▶ [TASK TO COMPLETE]
Pull every line of the entries that has the word "江苏人民出版社".

-- Start of STORED ROWS --

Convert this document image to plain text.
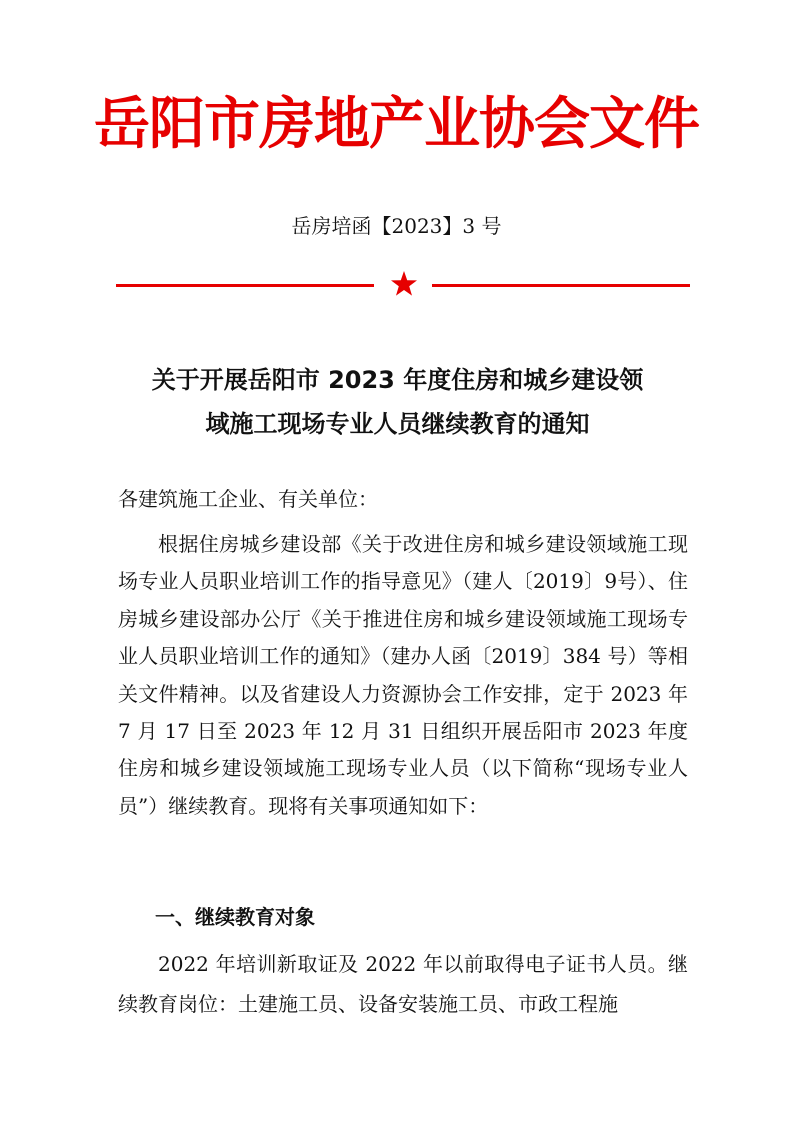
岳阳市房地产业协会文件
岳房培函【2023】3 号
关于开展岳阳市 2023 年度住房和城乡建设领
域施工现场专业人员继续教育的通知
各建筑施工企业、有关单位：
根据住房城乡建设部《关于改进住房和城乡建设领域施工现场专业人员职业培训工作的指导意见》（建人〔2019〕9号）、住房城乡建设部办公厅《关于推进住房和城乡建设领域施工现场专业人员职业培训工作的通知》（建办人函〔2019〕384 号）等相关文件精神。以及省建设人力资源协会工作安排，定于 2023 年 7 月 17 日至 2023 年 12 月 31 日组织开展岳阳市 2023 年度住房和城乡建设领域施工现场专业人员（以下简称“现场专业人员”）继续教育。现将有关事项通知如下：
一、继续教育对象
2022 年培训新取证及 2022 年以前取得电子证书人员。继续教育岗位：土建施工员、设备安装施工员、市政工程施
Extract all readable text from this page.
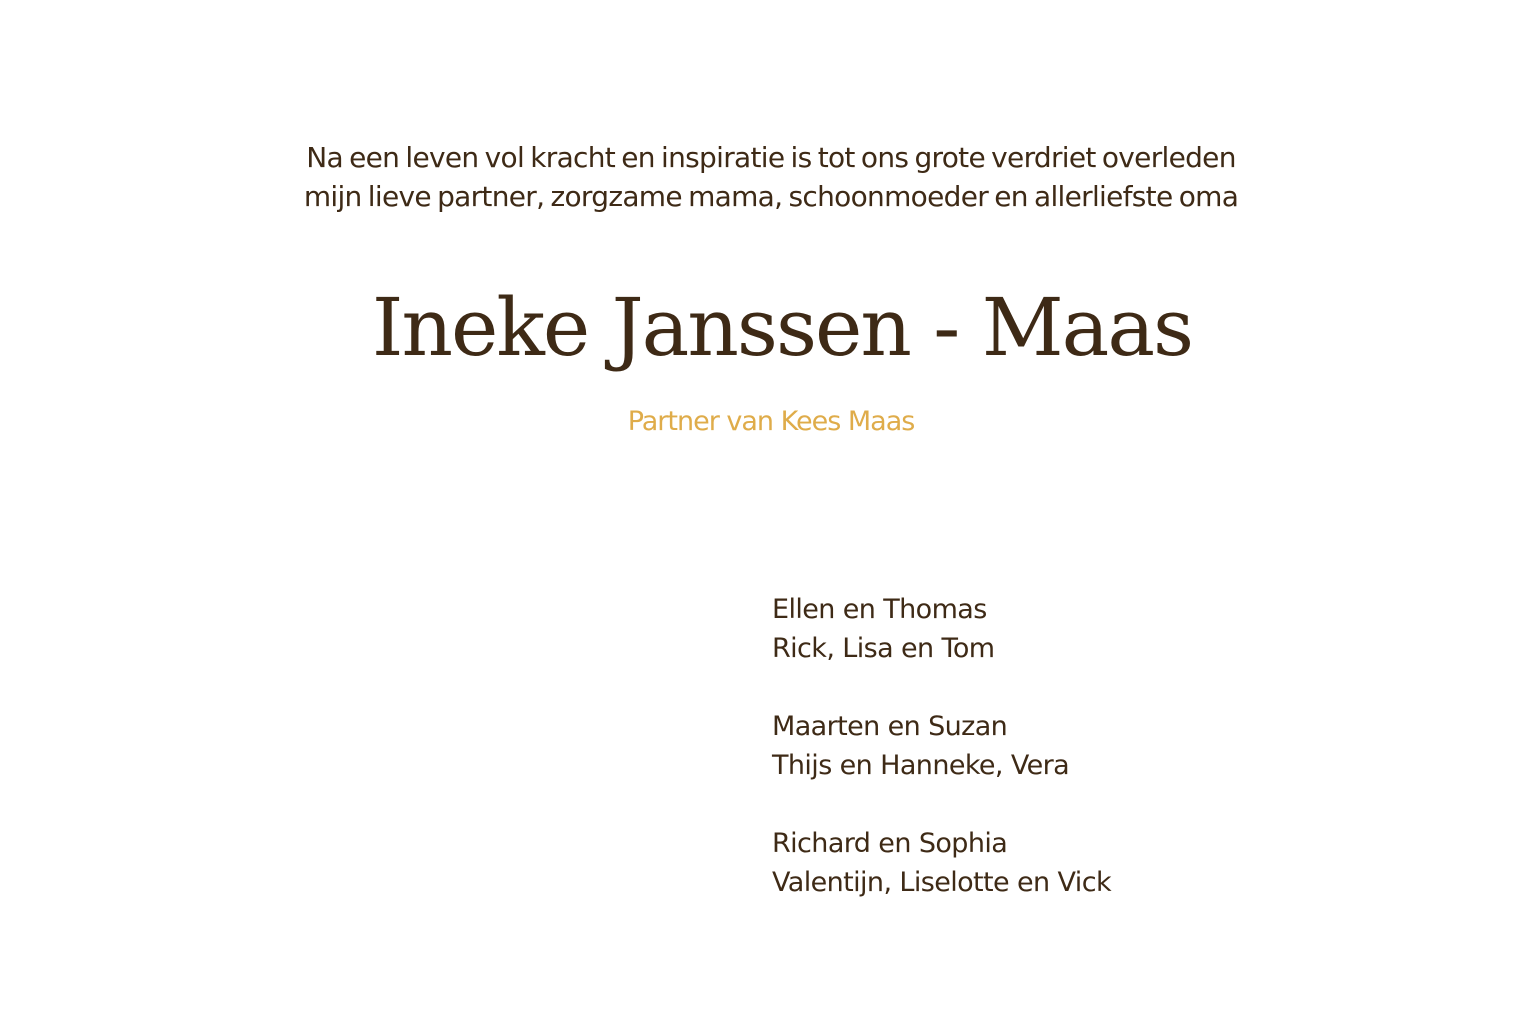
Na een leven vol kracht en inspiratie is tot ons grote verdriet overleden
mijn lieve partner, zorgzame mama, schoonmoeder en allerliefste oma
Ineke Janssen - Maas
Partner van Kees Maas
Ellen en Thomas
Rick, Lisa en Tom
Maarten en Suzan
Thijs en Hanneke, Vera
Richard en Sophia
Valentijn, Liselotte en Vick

-- End of STORED ROWS --
-- Start of STORED ROWS --

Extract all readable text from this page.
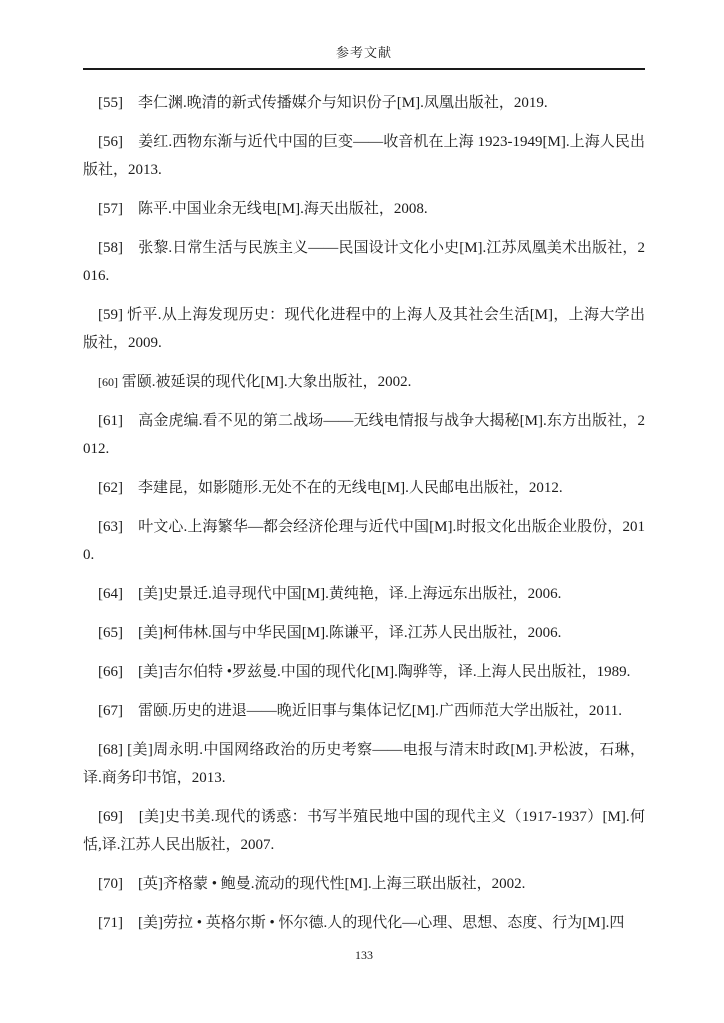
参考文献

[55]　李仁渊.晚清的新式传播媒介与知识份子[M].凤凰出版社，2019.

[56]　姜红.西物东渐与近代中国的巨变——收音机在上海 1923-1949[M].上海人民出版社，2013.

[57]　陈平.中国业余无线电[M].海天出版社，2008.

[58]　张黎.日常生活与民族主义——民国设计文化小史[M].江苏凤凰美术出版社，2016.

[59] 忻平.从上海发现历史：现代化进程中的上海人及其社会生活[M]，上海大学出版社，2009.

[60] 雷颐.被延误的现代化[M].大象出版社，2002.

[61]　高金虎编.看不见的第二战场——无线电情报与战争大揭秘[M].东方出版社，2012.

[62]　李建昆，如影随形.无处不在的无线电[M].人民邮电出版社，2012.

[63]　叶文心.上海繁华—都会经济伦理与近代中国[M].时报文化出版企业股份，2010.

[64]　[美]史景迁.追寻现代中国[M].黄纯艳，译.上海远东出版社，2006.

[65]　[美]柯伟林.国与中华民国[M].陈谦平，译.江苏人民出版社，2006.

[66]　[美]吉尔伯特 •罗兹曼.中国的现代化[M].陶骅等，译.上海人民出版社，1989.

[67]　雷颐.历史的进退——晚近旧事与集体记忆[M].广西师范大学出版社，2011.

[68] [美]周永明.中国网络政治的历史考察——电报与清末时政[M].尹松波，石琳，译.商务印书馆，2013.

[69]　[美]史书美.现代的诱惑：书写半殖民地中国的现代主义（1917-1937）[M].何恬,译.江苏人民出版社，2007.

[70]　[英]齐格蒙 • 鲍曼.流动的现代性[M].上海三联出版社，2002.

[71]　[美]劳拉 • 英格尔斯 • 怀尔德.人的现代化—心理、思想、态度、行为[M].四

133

-- End of STORED ROWS --

▶ [COMPLETE OUTPUT]
[65]　[美]柯伟林.国与中华民国[M].陈谦平，译.江苏人民出版社，2006.
[69]　[美]史书美.现代的诱惑：书写半殖民地中国的现代主义（1917-1937）[M].何恬,译.江苏人民出版社，2007.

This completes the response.